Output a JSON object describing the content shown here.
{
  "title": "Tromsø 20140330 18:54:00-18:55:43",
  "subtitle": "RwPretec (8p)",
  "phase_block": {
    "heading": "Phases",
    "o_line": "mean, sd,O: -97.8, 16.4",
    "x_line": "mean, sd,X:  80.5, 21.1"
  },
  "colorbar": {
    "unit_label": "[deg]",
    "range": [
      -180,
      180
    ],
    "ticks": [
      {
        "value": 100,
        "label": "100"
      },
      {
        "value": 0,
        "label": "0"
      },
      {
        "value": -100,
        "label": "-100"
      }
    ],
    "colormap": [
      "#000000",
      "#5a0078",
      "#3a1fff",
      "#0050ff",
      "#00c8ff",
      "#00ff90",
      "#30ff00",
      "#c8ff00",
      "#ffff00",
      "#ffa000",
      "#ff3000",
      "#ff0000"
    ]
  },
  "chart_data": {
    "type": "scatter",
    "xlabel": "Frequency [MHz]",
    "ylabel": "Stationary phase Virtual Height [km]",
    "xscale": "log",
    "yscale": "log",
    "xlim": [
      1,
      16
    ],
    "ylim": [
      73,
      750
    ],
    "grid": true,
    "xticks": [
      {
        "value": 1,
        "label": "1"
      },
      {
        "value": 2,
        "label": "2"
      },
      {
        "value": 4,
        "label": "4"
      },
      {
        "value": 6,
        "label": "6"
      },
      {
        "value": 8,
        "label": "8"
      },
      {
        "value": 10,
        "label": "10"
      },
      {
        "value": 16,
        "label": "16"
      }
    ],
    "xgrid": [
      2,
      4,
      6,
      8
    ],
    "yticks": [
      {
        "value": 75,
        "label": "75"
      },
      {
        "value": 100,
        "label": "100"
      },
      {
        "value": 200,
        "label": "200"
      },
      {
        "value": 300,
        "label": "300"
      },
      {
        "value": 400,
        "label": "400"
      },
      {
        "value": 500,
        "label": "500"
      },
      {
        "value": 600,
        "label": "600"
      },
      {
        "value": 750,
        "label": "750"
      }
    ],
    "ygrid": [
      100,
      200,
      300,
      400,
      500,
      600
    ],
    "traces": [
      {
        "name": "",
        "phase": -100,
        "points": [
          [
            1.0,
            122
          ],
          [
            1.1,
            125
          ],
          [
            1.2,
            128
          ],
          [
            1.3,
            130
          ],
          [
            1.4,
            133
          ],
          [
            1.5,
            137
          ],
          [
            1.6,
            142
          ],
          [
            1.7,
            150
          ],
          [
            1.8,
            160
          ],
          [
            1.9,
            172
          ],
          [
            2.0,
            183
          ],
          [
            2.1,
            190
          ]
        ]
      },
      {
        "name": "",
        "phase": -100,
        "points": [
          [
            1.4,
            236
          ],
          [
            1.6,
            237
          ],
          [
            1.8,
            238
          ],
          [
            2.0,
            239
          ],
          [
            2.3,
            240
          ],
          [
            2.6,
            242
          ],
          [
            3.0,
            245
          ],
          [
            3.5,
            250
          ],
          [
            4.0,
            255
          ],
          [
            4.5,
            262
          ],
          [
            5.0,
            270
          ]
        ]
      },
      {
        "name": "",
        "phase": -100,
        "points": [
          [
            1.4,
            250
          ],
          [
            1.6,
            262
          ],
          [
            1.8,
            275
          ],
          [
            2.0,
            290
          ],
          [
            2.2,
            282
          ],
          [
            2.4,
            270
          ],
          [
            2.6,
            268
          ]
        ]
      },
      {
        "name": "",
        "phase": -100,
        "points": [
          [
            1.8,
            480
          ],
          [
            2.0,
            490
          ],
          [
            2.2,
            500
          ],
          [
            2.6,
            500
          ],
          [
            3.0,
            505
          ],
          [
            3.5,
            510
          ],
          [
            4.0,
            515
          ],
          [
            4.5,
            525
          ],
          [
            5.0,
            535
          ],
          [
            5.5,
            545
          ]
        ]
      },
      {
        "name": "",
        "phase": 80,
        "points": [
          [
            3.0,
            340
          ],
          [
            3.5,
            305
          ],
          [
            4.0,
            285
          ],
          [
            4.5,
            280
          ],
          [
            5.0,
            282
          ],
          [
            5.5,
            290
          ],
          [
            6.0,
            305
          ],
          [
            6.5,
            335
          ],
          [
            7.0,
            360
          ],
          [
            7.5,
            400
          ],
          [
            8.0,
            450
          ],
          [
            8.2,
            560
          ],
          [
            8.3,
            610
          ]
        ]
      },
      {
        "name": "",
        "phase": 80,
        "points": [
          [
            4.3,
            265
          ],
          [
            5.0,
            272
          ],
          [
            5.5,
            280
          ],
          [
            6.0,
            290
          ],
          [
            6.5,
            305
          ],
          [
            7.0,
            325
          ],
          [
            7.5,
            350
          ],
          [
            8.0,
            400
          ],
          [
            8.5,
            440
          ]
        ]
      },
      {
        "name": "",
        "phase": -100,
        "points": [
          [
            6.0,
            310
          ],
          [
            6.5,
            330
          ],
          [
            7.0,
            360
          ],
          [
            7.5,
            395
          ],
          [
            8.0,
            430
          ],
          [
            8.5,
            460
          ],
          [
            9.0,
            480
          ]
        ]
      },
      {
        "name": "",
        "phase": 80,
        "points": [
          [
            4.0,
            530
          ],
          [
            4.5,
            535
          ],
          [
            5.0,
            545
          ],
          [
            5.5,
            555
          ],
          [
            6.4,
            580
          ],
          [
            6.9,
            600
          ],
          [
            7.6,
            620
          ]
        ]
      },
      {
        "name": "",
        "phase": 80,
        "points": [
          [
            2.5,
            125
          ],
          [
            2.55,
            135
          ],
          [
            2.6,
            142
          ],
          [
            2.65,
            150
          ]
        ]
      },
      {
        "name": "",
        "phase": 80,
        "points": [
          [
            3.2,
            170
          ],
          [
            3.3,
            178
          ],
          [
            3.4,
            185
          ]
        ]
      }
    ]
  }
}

§ **WHAT IS BEING ASKED**:
Write the material out exactly, with nothing left out.

§ **SOLVED EXERCISE**:
Output a JSON object describing the content shown here.
{
  "title": "Tromsø 20140330 18:54:00-18:55:43",
  "subtitle": "RwPretec (8p)",
  "phase_block": {
    "heading": "Phases",
    "o_line": "mean, sd,O: -97.8, 16.4",
    "x_line": "mean, sd,X:  80.5, 21.1"
  },
  "colorbar": {
    "unit_label": "[deg]",
    "range": [
      -180,
      180
    ],
    "ticks": [
      {
        "value": 100,
        "label": "100"
      },
      {
        "value": 0,
        "label": "0"
      },
      {
        "value": -100,
        "label": "-100"
      }
    ],
    "colormap": [
      "#000000",
      "#5a0078",
      "#3a1fff",
      "#0050ff",
      "#00c8ff",
      "#00ff90",
      "#30ff00",
      "#c8ff00",
      "#ffff00",
      "#ffa000",
      "#ff3000",
      "#ff0000"
    ]
  },
  "chart_data": {
    "type": "scatter",
    "xlabel": "Frequency [MHz]",
    "ylabel": "Stationary phase Virtual Height [km]",
    "xscale": "log",
    "yscale": "log",
    "xlim": [
      1,
      16
    ],
    "ylim": [
      73,
      750
    ],
    "grid": true,
    "xticks": [
      {
        "value": 1,
        "label": "1"
      },
      {
        "value": 2,
        "label": "2"
      },
      {
        "value": 4,
        "label": "4"
      },
      {
        "value": 6,
        "label": "6"
      },
      {
        "value": 8,
        "label": "8"
      },
      {
        "value": 10,
        "label": "10"
      },
      {
        "value": 16,
        "label": "16"
      }
    ],
    "xgrid": [
      2,
      4,
      6,
      8
    ],
    "yticks": [
      {
        "value": 75,
        "label": "75"
      },
      {
        "value": 100,
        "label": "100"
      },
      {
        "value": 200,
        "label": "200"
      },
      {
        "value": 300,
        "label": "300"
      },
      {
        "value": 400,
        "label": "400"
      },
      {
        "value": 500,
        "label": "500"
      },
      {
        "value": 600,
        "label": "600"
      },
      {
        "value": 750,
        "label": "750"
      }
    ],
    "ygrid": [
      100,
      200,
      300,
      400,
      500,
      600
    ],
    "traces": [
      {
        "name": "",
        "phase": -100,
        "points": [
          [
            1.0,
            122
          ],
          [
            1.1,
            125
          ],
          [
            1.2,
            128
          ],
          [
            1.3,
            130
          ],
          [
            1.4,
            133
          ],
          [
            1.5,
            137
          ],
          [
            1.6,
            142
          ],
          [
            1.7,
            150
          ],
          [
            1.8,
            160
          ],
          [
            1.9,
            172
          ],
          [
            2.0,
            183
          ],
          [
            2.1,
            190
          ]
        ]
      },
      {
        "name": "",
        "phase": -100,
        "points": [
          [
            1.4,
            236
          ],
          [
            1.6,
            237
          ],
          [
            1.8,
            238
          ],
          [
            2.0,
            239
          ],
          [
            2.3,
            240
          ],
          [
            2.6,
            242
          ],
          [
            3.0,
            245
          ],
          [
            3.5,
            250
          ],
          [
            4.0,
            255
          ],
          [
            4.5,
            262
          ],
          [
            5.0,
            270
          ]
        ]
      },
      {
        "name": "",
        "phase": -100,
        "points": [
          [
            1.4,
            250
          ],
          [
            1.6,
            262
          ],
          [
            1.8,
            275
          ],
          [
            2.0,
            290
          ],
          [
            2.2,
            282
          ],
          [
            2.4,
            270
          ],
          [
            2.6,
            268
          ]
        ]
      },
      {
        "name": "",
        "phase": -100,
        "points": [
          [
            1.8,
            480
          ],
          [
            2.0,
            490
          ],
          [
            2.2,
            500
          ],
          [
            2.6,
            500
          ],
          [
            3.0,
            505
          ],
          [
            3.5,
            510
          ],
          [
            4.0,
            515
          ],
          [
            4.5,
            525
          ],
          [
            5.0,
            535
          ],
          [
            5.5,
            545
          ]
        ]
      },
      {
        "name": "",
        "phase": 80,
        "points": [
          [
            3.0,
            340
          ],
          [
            3.5,
            305
          ],
          [
            4.0,
            285
          ],
          [
            4.5,
            280
          ],
          [
            5.0,
            282
          ],
          [
            5.5,
            290
          ],
          [
            6.0,
            305
          ],
          [
            6.5,
            335
          ],
          [
            7.0,
            360
          ],
          [
            7.5,
            400
          ],
          [
            8.0,
            450
          ],
          [
            8.2,
            560
          ],
          [
            8.3,
            610
          ]
        ]
      },
      {
        "name": "",
        "phase": 80,
        "points": [
          [
            4.3,
            265
          ],
          [
            5.0,
            272
          ],
          [
            5.5,
            280
          ],
          [
            6.0,
            290
          ],
          [
            6.5,
            305
          ],
          [
            7.0,
            325
          ],
          [
            7.5,
            350
          ],
          [
            8.0,
            400
          ],
          [
            8.5,
            440
          ]
        ]
      },
      {
        "name": "",
        "phase": -100,
        "points": [
          [
            6.0,
            310
          ],
          [
            6.5,
            330
          ],
          [
            7.0,
            360
          ],
          [
            7.5,
            395
          ],
          [
            8.0,
            430
          ],
          [
            8.5,
            460
          ],
          [
            9.0,
            480
          ]
        ]
      },
      {
        "name": "",
        "phase": 80,
        "points": [
          [
            4.0,
            530
          ],
          [
            4.5,
            535
          ],
          [
            5.0,
            545
          ],
          [
            5.5,
            555
          ],
          [
            6.4,
            580
          ],
          [
            6.9,
            600
          ],
          [
            7.6,
            620
          ]
        ]
      },
      {
        "name": "",
        "phase": 80,
        "points": [
          [
            2.5,
            125
          ],
          [
            2.55,
            135
          ],
          [
            2.6,
            142
          ],
          [
            2.65,
            150
          ]
        ]
      },
      {
        "name": "",
        "phase": 80,
        "points": [
          [
            3.2,
            170
          ],
          [
            3.3,
            178
          ],
          [
            3.4,
            185
          ]
        ]
      }
    ]
  }
}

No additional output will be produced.